— start of Material to process —

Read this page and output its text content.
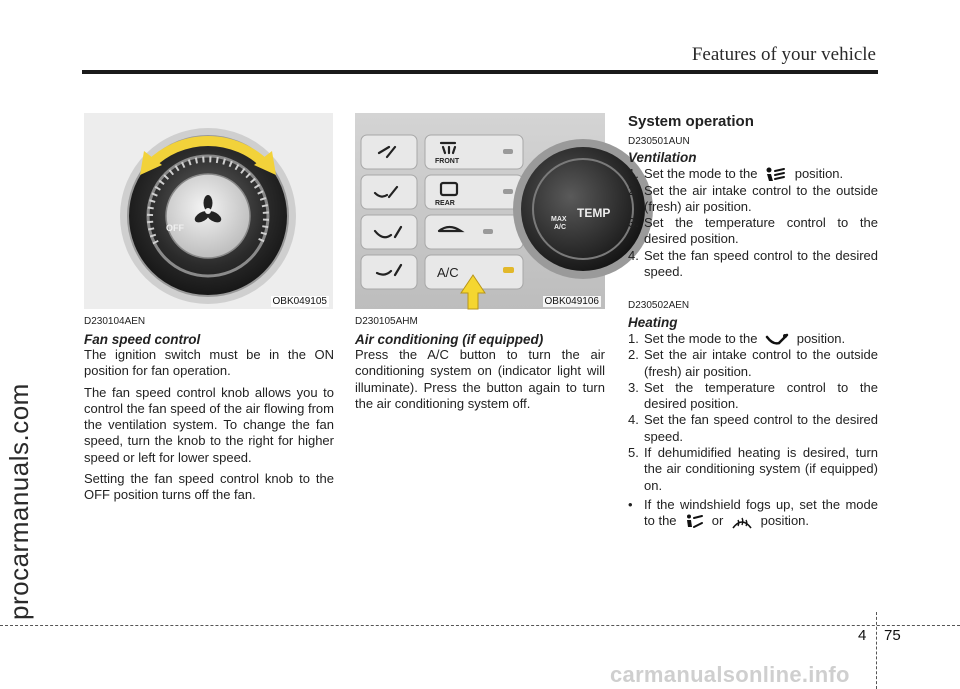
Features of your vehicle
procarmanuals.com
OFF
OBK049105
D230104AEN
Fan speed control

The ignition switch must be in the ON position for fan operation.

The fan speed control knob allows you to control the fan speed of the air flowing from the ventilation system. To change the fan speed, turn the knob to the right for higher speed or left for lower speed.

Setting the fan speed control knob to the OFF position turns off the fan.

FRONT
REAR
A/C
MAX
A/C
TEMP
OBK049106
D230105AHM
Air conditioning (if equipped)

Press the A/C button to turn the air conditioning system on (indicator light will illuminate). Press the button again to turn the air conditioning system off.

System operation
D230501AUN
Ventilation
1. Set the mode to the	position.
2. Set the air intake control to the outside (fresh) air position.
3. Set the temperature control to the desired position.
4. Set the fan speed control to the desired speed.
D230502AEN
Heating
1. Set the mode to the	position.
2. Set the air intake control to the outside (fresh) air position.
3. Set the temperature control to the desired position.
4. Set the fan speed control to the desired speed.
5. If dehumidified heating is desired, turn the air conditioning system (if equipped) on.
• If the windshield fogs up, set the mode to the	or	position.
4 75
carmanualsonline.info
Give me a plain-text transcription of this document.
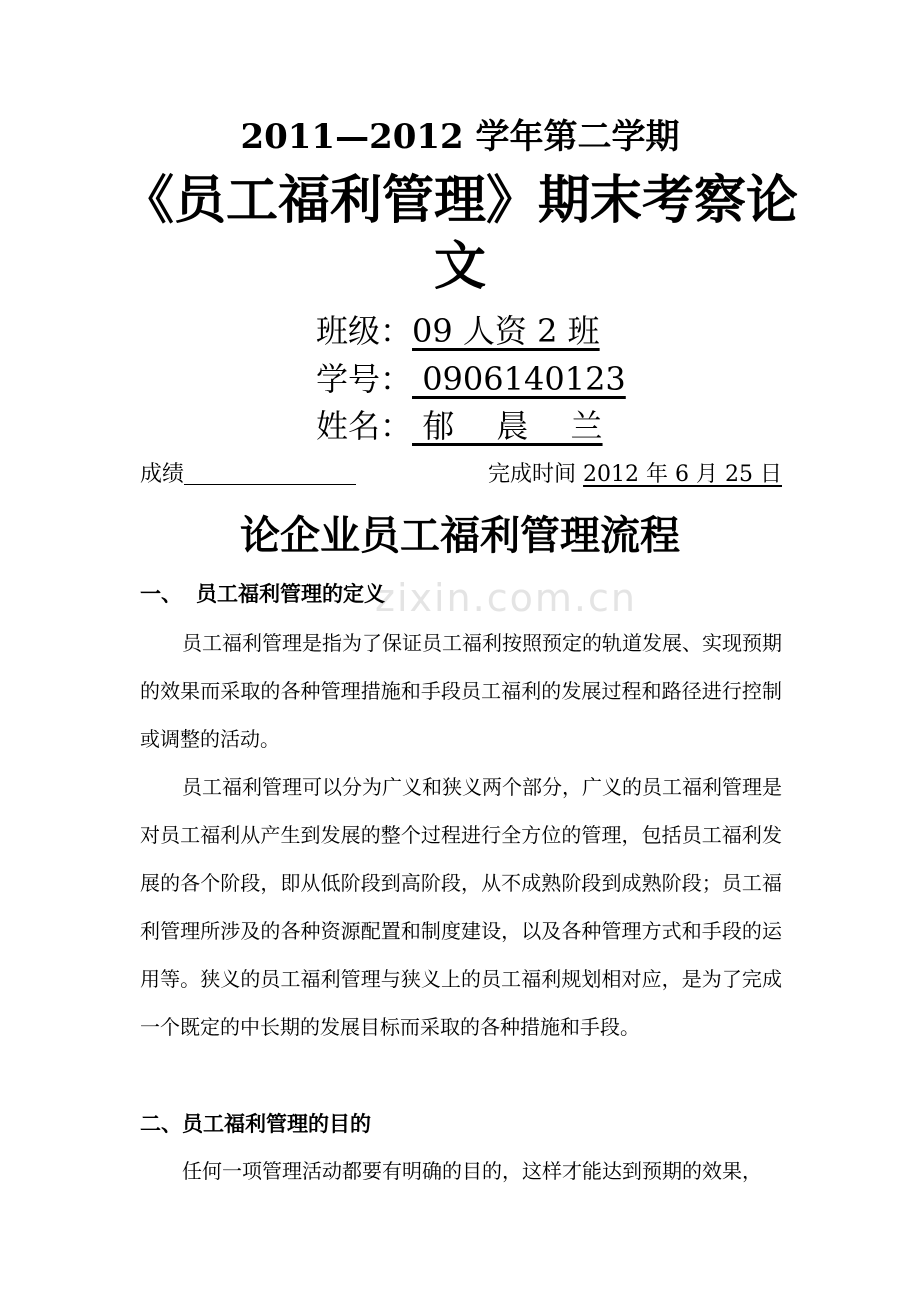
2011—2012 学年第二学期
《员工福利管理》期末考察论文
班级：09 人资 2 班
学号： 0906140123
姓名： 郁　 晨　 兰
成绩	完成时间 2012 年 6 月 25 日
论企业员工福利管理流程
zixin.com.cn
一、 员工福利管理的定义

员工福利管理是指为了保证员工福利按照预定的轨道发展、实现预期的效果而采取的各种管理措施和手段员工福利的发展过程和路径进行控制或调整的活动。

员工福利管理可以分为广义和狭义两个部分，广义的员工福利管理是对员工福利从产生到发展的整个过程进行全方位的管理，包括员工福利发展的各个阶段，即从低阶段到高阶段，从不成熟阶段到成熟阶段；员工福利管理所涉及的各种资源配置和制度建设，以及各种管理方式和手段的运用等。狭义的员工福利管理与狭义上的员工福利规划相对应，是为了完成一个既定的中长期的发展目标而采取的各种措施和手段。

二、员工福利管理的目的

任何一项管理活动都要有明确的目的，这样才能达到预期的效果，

— end of Material to process —

* **Exercise directions**:
With pictures omitted, copy exactly the lines from the one containing "Give me a plain-text" through the final line of the listing, both included.

* **Response to the task**:
Give me a plain-text transcription of this document.
2011—2012 学年第二学期
《员工福利管理》期末考察论文
班级：09 人资 2 班
学号： 0906140123
姓名： 郁　 晨　 兰
成绩	完成时间 2012 年 6 月 25 日
论企业员工福利管理流程
zixin.com.cn
一、 员工福利管理的定义

员工福利管理是指为了保证员工福利按照预定的轨道发展、实现预期的效果而采取的各种管理措施和手段员工福利的发展过程和路径进行控制或调整的活动。

员工福利管理可以分为广义和狭义两个部分，广义的员工福利管理是对员工福利从产生到发展的整个过程进行全方位的管理，包括员工福利发展的各个阶段，即从低阶段到高阶段，从不成熟阶段到成熟阶段；员工福利管理所涉及的各种资源配置和制度建设，以及各种管理方式和手段的运用等。狭义的员工福利管理与狭义上的员工福利规划相对应，是为了完成一个既定的中长期的发展目标而采取的各种措施和手段。

二、员工福利管理的目的

任何一项管理活动都要有明确的目的，这样才能达到预期的效果，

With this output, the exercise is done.